**Recorded information**
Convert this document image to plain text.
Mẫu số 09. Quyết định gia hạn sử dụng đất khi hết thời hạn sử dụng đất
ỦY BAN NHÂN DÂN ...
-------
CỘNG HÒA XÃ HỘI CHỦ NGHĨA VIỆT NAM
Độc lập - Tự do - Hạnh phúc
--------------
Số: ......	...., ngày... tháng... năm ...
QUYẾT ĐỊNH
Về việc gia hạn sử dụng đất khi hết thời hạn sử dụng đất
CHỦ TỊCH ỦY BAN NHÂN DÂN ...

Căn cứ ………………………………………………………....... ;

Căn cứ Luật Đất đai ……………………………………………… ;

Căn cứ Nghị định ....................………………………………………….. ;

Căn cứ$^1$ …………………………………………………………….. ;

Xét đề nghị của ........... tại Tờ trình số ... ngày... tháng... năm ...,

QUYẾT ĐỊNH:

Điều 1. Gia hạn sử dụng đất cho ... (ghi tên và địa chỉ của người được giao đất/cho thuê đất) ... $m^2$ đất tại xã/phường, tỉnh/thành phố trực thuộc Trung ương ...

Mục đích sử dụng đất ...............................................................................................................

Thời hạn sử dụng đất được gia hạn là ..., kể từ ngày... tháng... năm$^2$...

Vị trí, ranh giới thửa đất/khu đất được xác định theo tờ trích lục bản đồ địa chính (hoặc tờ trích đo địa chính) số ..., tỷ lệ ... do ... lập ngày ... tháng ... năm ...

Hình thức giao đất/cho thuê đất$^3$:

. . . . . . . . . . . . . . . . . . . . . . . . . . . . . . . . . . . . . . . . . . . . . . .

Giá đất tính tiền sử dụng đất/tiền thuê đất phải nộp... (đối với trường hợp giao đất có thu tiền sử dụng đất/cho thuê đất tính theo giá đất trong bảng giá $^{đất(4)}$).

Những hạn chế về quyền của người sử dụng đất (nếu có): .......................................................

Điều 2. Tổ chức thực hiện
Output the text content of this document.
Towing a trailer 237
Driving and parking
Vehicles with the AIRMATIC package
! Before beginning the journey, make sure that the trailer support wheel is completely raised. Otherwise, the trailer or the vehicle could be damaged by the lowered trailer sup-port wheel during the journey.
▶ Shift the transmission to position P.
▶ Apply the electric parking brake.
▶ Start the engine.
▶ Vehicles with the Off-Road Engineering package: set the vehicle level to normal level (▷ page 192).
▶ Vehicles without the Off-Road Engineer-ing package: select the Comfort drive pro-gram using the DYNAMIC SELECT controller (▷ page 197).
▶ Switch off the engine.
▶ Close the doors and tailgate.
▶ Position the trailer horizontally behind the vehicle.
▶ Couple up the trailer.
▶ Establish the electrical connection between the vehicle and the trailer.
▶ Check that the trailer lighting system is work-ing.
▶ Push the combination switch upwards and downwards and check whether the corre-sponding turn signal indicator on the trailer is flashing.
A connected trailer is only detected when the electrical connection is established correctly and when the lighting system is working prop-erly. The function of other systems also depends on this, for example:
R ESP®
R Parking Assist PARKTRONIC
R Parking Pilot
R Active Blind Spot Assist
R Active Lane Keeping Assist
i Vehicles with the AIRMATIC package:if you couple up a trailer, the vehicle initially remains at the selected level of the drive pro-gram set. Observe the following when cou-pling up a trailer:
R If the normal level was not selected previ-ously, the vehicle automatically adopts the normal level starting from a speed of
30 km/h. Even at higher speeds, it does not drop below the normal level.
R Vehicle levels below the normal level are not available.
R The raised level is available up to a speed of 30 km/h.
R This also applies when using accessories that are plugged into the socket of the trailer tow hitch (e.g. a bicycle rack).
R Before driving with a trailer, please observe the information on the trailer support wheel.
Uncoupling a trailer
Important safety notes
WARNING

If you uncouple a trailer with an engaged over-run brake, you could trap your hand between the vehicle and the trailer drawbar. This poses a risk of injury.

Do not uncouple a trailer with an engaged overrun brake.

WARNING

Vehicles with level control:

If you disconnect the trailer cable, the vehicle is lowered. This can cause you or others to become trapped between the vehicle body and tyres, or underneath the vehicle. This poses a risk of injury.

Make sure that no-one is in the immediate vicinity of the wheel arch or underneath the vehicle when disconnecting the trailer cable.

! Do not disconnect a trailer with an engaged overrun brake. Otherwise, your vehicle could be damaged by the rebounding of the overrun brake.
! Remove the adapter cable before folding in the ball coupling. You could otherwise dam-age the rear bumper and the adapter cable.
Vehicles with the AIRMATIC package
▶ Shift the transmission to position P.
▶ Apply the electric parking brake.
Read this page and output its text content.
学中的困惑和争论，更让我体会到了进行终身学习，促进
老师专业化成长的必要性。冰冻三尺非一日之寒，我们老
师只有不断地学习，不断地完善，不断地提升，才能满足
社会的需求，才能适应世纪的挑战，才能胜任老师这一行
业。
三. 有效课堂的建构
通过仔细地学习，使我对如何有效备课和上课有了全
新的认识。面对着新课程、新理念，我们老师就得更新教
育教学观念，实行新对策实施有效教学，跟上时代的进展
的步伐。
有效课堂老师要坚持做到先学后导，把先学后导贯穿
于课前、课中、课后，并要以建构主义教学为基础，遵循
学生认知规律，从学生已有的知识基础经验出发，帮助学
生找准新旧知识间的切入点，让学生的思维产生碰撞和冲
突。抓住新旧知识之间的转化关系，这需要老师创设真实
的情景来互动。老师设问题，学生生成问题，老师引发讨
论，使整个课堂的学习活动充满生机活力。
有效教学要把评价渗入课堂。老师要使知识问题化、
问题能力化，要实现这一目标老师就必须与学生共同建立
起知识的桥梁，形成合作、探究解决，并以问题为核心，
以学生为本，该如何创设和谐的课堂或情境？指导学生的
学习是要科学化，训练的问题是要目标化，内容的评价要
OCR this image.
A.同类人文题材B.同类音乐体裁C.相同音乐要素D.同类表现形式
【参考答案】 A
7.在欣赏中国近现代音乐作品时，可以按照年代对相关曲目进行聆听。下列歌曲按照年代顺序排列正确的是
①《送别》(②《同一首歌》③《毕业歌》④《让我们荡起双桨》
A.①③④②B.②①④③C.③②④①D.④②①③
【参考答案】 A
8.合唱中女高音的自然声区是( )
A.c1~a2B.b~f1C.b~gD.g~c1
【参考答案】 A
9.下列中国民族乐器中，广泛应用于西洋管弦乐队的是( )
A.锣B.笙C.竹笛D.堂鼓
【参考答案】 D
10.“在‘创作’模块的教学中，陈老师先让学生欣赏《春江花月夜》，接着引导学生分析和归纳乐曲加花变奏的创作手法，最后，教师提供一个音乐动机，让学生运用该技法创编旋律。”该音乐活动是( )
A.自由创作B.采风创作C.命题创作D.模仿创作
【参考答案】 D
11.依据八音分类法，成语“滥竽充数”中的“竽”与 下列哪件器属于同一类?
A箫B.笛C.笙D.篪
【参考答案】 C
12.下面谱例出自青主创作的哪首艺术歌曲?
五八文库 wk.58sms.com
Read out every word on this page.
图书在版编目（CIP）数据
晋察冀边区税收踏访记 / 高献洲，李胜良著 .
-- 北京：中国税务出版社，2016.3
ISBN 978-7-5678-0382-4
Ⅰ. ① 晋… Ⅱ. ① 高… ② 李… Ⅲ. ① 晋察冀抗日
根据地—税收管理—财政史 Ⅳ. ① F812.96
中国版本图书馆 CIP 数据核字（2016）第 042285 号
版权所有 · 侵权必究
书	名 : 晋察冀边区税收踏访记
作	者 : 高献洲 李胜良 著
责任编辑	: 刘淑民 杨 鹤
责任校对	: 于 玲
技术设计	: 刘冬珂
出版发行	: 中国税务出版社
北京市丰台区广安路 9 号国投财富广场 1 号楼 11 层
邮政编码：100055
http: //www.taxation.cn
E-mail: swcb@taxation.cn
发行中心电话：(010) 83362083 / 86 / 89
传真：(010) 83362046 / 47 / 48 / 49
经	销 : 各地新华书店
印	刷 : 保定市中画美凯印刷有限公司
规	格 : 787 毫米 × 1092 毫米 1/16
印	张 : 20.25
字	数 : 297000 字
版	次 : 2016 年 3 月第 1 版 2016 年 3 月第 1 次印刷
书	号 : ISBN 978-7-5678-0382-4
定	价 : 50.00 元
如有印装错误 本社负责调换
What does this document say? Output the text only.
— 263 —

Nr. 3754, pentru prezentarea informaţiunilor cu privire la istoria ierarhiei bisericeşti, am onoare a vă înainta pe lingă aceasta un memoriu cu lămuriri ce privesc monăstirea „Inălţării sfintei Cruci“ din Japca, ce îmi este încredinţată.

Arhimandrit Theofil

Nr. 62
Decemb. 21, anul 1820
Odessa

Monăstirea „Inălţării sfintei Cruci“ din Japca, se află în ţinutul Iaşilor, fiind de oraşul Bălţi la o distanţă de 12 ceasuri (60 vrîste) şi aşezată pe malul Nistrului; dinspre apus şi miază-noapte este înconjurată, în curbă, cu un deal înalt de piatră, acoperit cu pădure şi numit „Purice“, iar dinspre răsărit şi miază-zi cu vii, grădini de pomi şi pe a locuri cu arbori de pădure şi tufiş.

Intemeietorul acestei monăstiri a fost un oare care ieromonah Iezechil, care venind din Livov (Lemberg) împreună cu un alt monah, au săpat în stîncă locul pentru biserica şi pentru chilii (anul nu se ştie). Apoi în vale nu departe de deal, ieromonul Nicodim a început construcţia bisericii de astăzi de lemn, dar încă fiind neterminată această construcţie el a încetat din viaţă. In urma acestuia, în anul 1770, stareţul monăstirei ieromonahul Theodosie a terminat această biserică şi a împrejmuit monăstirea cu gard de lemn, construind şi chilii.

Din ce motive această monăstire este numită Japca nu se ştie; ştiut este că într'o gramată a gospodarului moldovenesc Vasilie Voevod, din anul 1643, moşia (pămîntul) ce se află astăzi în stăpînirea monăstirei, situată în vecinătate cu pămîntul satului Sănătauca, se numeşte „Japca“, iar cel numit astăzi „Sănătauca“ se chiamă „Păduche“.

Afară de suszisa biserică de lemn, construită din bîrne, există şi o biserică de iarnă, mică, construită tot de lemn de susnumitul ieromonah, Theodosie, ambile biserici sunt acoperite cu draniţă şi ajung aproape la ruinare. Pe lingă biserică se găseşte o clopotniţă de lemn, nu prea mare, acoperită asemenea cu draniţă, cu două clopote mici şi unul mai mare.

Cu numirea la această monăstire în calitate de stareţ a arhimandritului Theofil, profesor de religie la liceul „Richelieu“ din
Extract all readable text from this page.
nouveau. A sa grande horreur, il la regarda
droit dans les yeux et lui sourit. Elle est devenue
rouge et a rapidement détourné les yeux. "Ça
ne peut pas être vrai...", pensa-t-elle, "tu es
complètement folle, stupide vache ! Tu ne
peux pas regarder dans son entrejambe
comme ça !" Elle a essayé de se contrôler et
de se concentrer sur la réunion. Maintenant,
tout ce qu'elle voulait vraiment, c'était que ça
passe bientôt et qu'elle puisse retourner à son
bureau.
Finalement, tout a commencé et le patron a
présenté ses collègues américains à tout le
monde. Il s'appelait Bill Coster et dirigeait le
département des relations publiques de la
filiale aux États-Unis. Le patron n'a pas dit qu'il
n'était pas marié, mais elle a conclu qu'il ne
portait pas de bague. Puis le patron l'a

**Aim**
Scan the listing above for the word "damaged" and copy every line that holds it.

**Response to the task**
! Before beginning the journey, make sure that the trailer support wheel is completely raised. Otherwise, the trailer or the vehicle could be damaged by the lowered trailer sup-port wheel during the journey.
! Do not disconnect a trailer with an engaged overrun brake. Otherwise, your vehicle could be damaged by the rebounding of the overrun brake.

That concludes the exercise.